Give every line again exactly as it appears, please, but not the pictures.
===== Task data
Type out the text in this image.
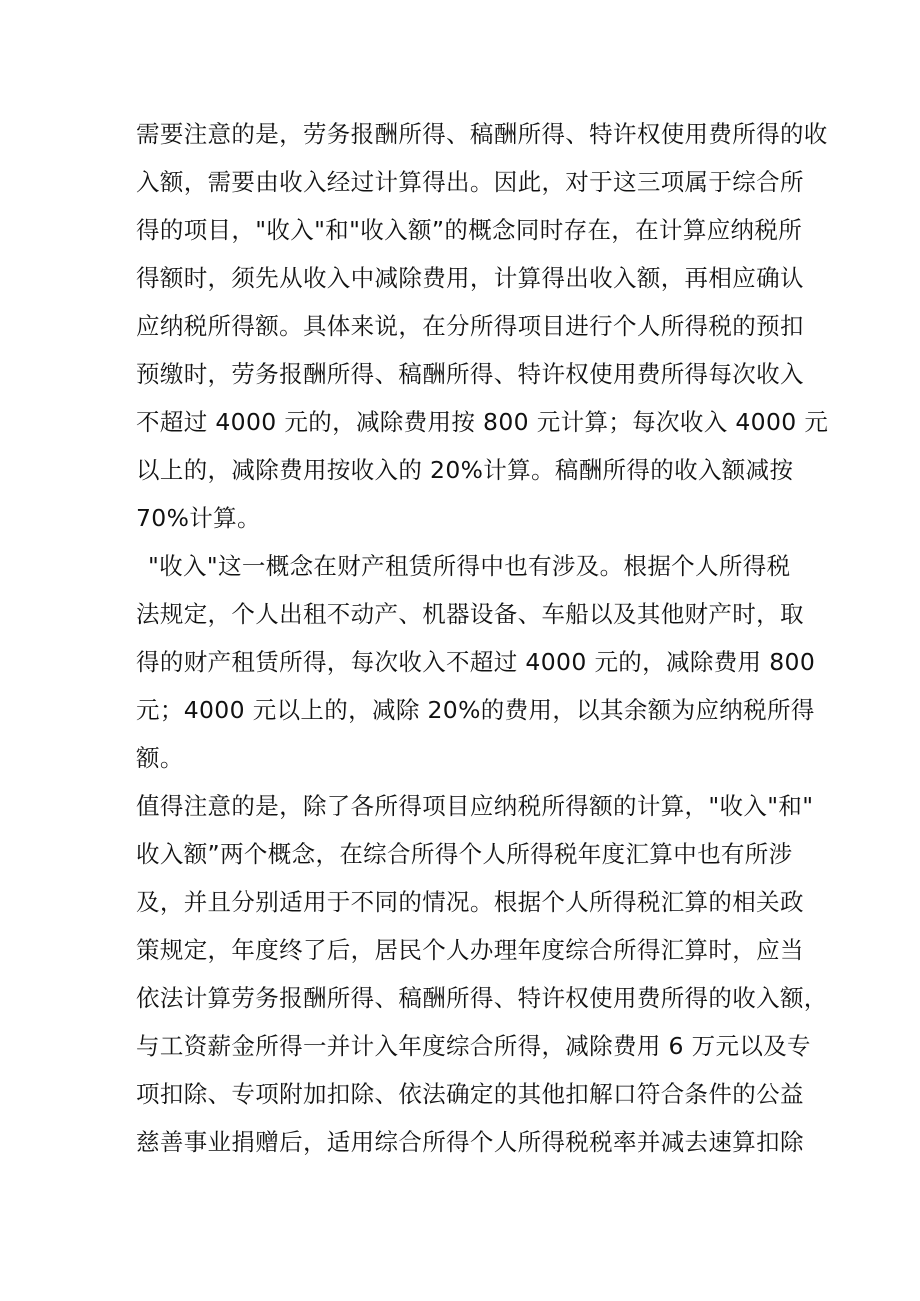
需要注意的是，劳务报酬所得、稿酬所得、特许权使用费所得的收
入额，需要由收入经过计算得出。因此，对于这三项属于综合所
得的项目，"收入"和"收入额”的概念同时存在，在计算应纳税所
得额时，须先从收入中减除费用，计算得出收入额，再相应确认
应纳税所得额。具体来说，在分所得项目进行个人所得税的预扣
预缴时，劳务报酬所得、稿酬所得、特许权使用费所得每次收入
不超过 4000 元的，减除费用按 800 元计算；每次收入 4000 元
以上的，减除费用按收入的 20%计算。稿酬所得的收入额减按
70%计算。
"收入"这一概念在财产租赁所得中也有涉及。根据个人所得税
法规定，个人出租不动产、机器设备、车船以及其他财产时，取
得的财产租赁所得，每次收入不超过 4000 元的，减除费用 800
元；4000 元以上的，减除 20%的费用，以其余额为应纳税所得
额。
值得注意的是，除了各所得项目应纳税所得额的计算，"收入"和"
收入额”两个概念，在综合所得个人所得税年度汇算中也有所涉
及，并且分别适用于不同的情况。根据个人所得税汇算的相关政
策规定，年度终了后，居民个人办理年度综合所得汇算时，应当
依法计算劳务报酬所得、稿酬所得、特许权使用费所得的收入额，
与工资薪金所得一并计入年度综合所得，减除费用 6 万元以及专
项扣除、专项附加扣除、依法确定的其他扣解口符合条件的公益
慈善事业捐赠后，适用综合所得个人所得税税率并减去速算扣除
==========
- [Problem solution]
Type out the text in this image.
需要注意的是，劳务报酬所得、稿酬所得、特许权使用费所得的收
入额，需要由收入经过计算得出。因此，对于这三项属于综合所
得的项目，"收入"和"收入额”的概念同时存在，在计算应纳税所
得额时，须先从收入中减除费用，计算得出收入额，再相应确认
应纳税所得额。具体来说，在分所得项目进行个人所得税的预扣
预缴时，劳务报酬所得、稿酬所得、特许权使用费所得每次收入
不超过 4000 元的，减除费用按 800 元计算；每次收入 4000 元
以上的，减除费用按收入的 20%计算。稿酬所得的收入额减按
70%计算。
"收入"这一概念在财产租赁所得中也有涉及。根据个人所得税
法规定，个人出租不动产、机器设备、车船以及其他财产时，取
得的财产租赁所得，每次收入不超过 4000 元的，减除费用 800
元；4000 元以上的，减除 20%的费用，以其余额为应纳税所得
额。
值得注意的是，除了各所得项目应纳税所得额的计算，"收入"和"
收入额”两个概念，在综合所得个人所得税年度汇算中也有所涉
及，并且分别适用于不同的情况。根据个人所得税汇算的相关政
策规定，年度终了后，居民个人办理年度综合所得汇算时，应当
依法计算劳务报酬所得、稿酬所得、特许权使用费所得的收入额，
与工资薪金所得一并计入年度综合所得，减除费用 6 万元以及专
项扣除、专项附加扣除、依法确定的其他扣解口符合条件的公益
慈善事业捐赠后，适用综合所得个人所得税税率并减去速算扣除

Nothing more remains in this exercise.